Output the entries word for word. Omit images.
>> begin
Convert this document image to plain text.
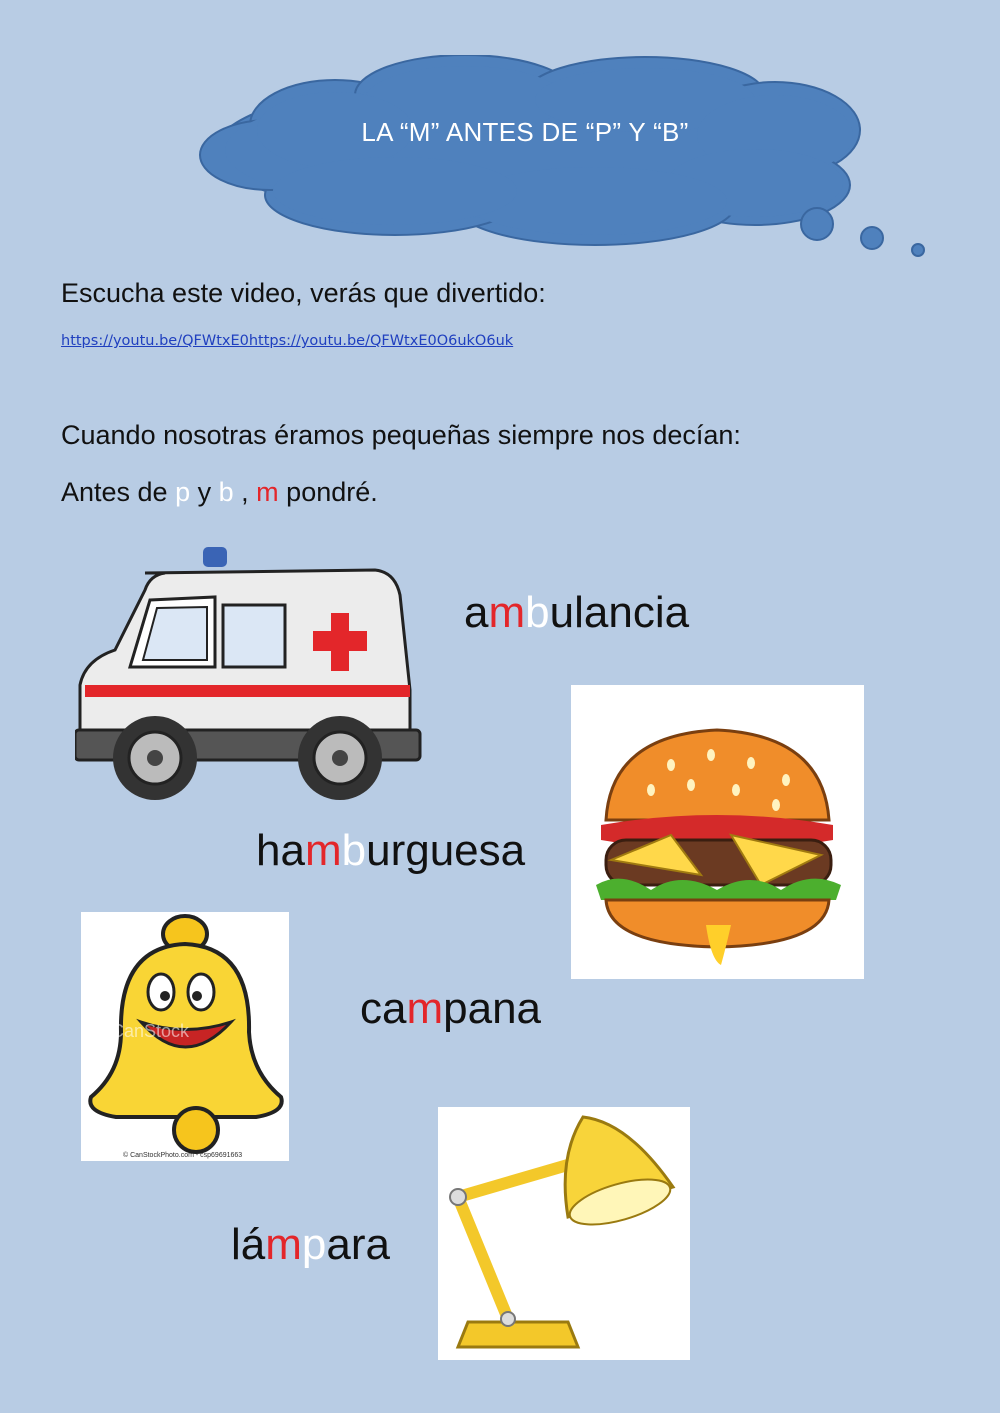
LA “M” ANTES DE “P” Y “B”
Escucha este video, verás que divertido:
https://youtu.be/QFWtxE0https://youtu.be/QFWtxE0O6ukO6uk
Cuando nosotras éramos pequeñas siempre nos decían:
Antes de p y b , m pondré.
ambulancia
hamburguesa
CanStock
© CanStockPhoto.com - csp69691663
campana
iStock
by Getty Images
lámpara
>> end
**Response to the exercise:**
Convert this document image to plain text.
LA “M” ANTES DE “P” Y “B”
Escucha este video, verás que divertido:
https://youtu.be/QFWtxE0https://youtu.be/QFWtxE0O6ukO6uk
Cuando nosotras éramos pequeñas siempre nos decían:
Antes de p y b , m pondré.
ambulancia
hamburguesa
CanStock
© CanStockPhoto.com - csp69691663
campana
iStock
by Getty Images
lámpara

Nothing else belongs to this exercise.